The following image shows a typical result of spatial outlier detection with outliers colored in orange and inliers colored in gray. Global outliers are shown on the right, and local outliers for a small section of Washington state are shown on the left. The local points do not appear to be outliers when looking at all points across the country, but they are significantly far away from a local cluster of points in their local area.
The tool provides an output feature layer highlighting the features designated as spatial outliers. Outliers are symbolized in orange, and inliers are symbolized in semitransparent gray, allowing inlier spatial density to be assessed visually.
The feature layer includes two charts: a bar chart showing the count of outliers and inliers and a histogram showing the distribution of LOF (for local outliers) or neighbor distance values (for global outliers).
The bar chart showing the count of outliers provides an immediate count of outliers and can be an effective way of selecting all outliers from the output analysis.
The histogram showing the distribution of LOF or neighbor distance values includes the average value and the threshold used to distinguish outliers and inliers.
Additionally, if a value is entered in the Output Prediction Raster parameter, an output raster is produced showing the calculated LOF or neighbor distance values for each cell in the study area.
Detecting global spatial outliers
Global outliers are simpler than local outliers. For global outlier detection, outliers are determined by calculating the distance to one of its closest neighbors, called the neighbor distance. By default, the closest neighbor is used, but you can change the number using the Number of Neighbors parameter. Providing a value of three, for example, will calculate the distance to the third nearest neighbor for each point. Points with the largest neighbor distances are farthest from their closest neighbors, and any point with a neighbor distance above a certain threshold will be detected as a global outlier.

Layout element entries
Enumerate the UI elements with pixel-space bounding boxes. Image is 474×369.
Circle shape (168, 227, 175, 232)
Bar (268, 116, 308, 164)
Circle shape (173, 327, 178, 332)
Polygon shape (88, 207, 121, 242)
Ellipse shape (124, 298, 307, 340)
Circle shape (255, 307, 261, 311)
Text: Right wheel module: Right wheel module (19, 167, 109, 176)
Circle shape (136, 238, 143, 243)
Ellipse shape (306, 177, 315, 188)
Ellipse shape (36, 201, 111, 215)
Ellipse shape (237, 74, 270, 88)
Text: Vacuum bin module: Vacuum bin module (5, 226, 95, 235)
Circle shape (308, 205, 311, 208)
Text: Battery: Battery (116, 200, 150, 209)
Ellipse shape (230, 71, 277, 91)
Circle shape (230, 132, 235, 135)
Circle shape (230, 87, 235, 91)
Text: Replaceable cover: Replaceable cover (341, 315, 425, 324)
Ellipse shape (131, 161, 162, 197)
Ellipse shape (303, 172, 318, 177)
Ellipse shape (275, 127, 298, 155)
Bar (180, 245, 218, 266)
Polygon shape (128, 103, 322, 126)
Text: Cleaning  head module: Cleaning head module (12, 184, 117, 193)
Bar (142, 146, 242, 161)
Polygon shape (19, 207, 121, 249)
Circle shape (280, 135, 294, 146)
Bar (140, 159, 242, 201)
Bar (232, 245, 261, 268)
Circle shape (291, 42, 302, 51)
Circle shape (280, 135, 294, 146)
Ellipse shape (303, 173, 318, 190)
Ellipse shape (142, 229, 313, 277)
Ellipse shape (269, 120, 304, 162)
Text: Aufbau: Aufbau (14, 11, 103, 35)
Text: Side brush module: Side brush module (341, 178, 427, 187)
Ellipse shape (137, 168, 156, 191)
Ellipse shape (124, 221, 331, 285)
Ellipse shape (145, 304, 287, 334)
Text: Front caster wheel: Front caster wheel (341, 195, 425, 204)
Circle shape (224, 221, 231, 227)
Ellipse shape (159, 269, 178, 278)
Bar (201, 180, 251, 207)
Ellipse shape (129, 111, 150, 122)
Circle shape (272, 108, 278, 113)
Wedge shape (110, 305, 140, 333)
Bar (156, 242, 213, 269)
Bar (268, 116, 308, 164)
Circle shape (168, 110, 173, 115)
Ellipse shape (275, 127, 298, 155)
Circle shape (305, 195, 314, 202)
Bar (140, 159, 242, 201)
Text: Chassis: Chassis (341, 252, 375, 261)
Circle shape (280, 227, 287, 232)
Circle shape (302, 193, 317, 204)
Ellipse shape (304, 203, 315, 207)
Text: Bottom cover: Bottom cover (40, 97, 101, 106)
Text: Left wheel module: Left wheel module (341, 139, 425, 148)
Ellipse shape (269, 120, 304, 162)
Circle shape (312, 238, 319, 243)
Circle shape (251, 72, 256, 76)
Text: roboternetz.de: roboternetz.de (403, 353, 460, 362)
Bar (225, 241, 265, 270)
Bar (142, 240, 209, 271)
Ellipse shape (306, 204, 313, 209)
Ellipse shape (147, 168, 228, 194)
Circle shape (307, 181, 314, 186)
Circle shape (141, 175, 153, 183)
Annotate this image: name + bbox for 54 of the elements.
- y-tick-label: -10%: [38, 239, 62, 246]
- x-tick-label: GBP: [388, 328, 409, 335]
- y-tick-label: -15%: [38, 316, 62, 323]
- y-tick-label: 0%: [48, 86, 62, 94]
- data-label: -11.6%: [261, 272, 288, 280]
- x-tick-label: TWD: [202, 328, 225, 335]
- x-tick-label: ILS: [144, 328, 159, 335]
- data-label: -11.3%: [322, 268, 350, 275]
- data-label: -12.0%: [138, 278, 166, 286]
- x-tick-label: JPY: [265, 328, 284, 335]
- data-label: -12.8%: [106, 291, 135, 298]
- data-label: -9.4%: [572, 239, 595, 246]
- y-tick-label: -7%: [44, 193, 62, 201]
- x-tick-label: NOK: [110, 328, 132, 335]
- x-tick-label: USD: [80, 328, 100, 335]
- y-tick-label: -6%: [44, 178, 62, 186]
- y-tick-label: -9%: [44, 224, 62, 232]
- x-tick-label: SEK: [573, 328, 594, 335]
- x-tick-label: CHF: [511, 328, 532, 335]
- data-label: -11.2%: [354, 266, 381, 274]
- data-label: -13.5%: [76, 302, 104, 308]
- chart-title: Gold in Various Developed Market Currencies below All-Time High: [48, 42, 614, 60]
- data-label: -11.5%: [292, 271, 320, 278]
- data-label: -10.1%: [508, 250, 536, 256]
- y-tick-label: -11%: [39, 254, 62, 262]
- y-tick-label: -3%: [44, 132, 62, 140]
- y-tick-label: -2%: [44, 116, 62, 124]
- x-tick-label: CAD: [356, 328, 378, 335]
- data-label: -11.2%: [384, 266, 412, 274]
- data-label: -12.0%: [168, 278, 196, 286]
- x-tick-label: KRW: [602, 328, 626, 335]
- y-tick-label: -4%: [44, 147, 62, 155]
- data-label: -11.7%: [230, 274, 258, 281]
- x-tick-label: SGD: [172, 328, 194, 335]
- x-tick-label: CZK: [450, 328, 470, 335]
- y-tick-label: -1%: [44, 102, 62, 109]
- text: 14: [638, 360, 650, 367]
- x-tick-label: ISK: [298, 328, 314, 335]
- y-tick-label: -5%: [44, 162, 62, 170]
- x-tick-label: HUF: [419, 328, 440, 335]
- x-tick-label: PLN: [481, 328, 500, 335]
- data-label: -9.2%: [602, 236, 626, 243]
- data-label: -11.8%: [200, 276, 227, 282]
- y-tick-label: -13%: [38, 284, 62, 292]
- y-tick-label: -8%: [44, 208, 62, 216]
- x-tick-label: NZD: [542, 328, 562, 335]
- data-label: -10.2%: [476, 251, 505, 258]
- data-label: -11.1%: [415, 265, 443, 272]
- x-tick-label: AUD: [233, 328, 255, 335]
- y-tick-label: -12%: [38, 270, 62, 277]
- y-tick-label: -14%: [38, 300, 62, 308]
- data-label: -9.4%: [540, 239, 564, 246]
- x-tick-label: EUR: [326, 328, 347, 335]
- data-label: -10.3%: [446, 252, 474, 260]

* Problem description
Pick up the text on spatial outlier detection after its final sentence and carry it forward.

* Task answer
The threshold for detection is determined by the distribution of the neighbor distances and the value of the Detection Sensitivity parameter. You can visualize the threshold using a boxplot by adding a number of interquartile ranges (the range of the middle 50 percent of the data) to the third quartile. For the High sensitivity option, one interquartile range is added to the third quartile. For Medium sensitivity, 1.5 interquartile ranges are added. For Low sensitivity, two interquartile ranges are added. Note that higher sensitivities result in lower thresholds, allowing shorter neighbor distances to be detected as global outliers.
Detecting local spatial outliers
Identifying abnormal, or outlying, locations is often more important than identifying typical, or clustered, locations. An example is the investigation of potentially fraudulent financial transactions, which often occur in abnormal locations that differ from typical spatial patterns of transactions.
Despite this need, most approaches that attempt to identify outliers focus on first identifying clusters and then using the remaining features as corollaries for spatial outliers. For example, the Density-based Clustering tool is proficient at defining and identifying spatial clustering using a variety of approaches, but its identification of outliers is relegated to features that did not satisfy the criteria for a cluster, binarily designated as noise features. Consequently, the sole use of clustering approaches to identify spatial outliers includes at least two drawbacks. First, clustering approaches, by design, are focused on defining and identifying clusters, not outliers. Second, the designation of an outlier is often done in a binary manner, without tolerance or quantified levels of how much an observation is an outlier.
The local outlier factor (LOF) addresses these drawbacks by focusing on identifying outliers and by providing a measurement of how outlying a feature may be. Furthermore, this approach uses local density patterns to compare the density of a feature's neighborhood in relation to the neighborhoods of other features in its vicinity. This allows a distinction between global outliers, points that are abnormal in the context of the entire study area, and local outliers, points that are abnormal in the context of their immediate vicinity. The focus on local outliers helps shed light on more complex local phenomena that require closer investigation, such as the transaction history scenario that was previously mentioned.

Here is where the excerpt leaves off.